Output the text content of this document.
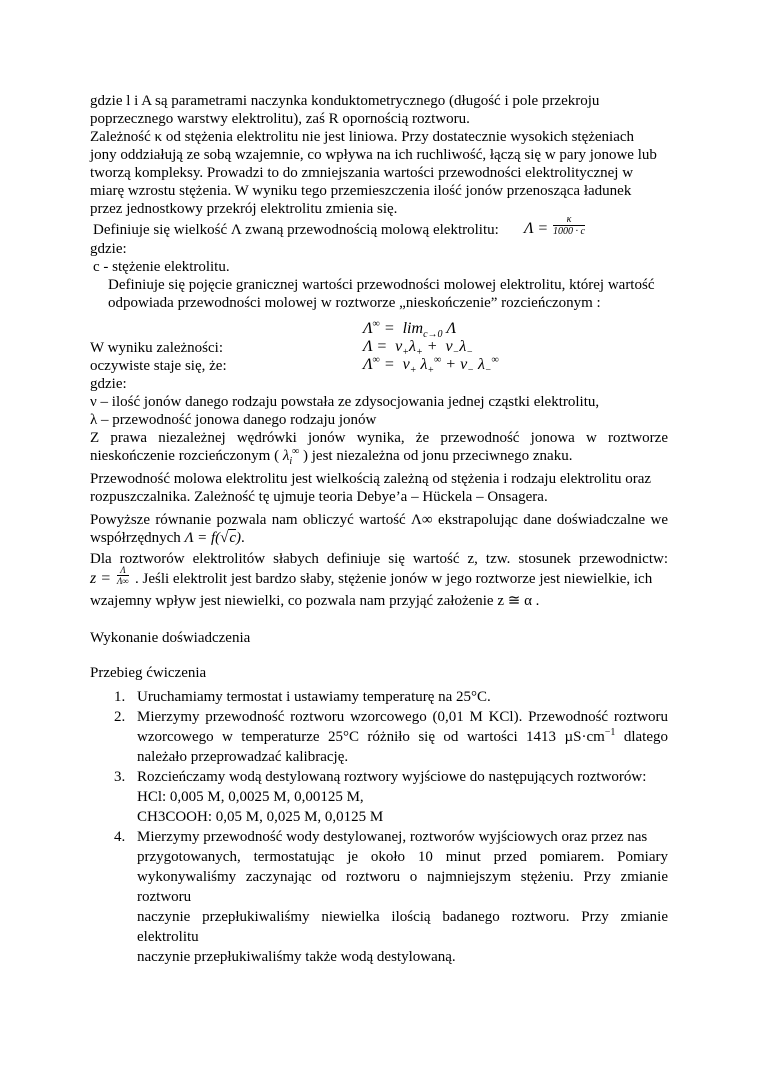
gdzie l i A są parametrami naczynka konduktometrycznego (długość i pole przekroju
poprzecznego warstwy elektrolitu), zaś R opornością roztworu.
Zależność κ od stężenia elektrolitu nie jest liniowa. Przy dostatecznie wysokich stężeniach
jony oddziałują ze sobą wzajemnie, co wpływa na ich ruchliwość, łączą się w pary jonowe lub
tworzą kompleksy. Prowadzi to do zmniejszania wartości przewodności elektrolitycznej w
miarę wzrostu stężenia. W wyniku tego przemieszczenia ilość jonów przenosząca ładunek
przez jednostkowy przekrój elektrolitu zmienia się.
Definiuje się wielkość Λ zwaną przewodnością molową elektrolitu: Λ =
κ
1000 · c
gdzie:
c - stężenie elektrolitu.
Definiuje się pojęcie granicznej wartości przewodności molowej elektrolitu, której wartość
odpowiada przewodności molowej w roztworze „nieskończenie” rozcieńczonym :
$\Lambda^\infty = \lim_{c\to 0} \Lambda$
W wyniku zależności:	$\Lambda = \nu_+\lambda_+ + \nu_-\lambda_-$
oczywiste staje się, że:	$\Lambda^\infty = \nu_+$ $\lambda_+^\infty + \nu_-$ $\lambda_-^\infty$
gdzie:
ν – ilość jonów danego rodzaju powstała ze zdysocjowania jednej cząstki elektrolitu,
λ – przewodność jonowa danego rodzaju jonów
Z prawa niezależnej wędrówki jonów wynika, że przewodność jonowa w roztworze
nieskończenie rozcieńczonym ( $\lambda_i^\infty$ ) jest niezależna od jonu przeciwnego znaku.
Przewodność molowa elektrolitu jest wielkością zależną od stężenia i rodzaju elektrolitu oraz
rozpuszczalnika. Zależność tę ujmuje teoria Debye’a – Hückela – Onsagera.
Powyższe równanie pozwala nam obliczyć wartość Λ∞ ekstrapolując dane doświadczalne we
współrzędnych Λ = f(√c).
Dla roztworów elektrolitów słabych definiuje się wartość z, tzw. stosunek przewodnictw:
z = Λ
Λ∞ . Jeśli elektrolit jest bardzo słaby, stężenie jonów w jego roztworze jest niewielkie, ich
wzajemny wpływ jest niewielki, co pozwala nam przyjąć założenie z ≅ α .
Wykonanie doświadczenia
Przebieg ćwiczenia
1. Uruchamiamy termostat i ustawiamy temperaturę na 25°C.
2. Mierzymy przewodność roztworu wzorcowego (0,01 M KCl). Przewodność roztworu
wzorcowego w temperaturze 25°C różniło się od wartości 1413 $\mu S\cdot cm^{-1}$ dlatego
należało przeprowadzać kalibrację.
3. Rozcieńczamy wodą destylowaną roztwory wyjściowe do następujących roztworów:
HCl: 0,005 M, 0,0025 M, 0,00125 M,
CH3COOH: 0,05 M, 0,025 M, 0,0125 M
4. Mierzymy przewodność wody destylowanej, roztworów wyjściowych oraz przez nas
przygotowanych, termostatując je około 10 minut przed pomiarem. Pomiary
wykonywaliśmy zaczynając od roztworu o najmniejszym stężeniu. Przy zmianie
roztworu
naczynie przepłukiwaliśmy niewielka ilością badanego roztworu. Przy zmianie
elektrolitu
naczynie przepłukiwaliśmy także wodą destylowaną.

•••••

> _GIVEN INSTRUCTION_:
Identify each line in the entries with the word "wyniku" and copy it.

> _SOLUTION BELOW_:
miarę wzrostu stężenia. W wyniku tego przemieszczenia ilość jonów przenosząca ładunek
W wyniku zależności:	$\Lambda = \nu_+\lambda_+ + \nu_-\lambda_-$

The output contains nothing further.